> [What is expected]: Collect each line holding the string "text".

> [Dataset entries]:
==============================
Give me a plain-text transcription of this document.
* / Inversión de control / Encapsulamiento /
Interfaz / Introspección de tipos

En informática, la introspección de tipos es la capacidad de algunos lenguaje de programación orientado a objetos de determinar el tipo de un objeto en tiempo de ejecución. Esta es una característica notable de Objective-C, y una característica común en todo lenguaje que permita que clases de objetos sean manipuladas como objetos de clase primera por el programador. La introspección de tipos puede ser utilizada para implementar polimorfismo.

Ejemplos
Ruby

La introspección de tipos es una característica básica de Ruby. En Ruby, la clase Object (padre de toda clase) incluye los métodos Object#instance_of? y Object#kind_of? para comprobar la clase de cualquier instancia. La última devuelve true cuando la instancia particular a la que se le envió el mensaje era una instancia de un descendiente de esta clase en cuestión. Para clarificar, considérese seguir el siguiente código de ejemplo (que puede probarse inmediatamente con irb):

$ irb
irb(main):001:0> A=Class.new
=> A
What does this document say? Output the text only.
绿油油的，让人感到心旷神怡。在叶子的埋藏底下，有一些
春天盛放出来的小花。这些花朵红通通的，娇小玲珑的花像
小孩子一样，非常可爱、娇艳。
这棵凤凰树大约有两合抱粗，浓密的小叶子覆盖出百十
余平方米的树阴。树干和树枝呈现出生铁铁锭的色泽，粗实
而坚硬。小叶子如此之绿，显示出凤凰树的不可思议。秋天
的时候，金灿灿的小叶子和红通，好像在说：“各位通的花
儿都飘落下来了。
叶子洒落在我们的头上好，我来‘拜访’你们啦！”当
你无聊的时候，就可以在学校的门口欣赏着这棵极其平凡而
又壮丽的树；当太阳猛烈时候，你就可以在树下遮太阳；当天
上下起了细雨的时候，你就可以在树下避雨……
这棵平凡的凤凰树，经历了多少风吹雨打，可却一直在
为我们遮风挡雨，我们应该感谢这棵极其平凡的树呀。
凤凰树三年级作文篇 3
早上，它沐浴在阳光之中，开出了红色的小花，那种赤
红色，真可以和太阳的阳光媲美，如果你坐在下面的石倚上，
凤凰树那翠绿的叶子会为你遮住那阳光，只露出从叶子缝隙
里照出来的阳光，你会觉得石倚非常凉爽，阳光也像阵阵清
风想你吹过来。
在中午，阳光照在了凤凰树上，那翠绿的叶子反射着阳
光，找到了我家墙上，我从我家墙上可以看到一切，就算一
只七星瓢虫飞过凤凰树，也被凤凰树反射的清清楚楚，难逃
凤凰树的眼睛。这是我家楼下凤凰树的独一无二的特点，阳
==============================
> [Response to the task]:
Give me a plain-text transcription of this document.
What does this document say? Output the text only.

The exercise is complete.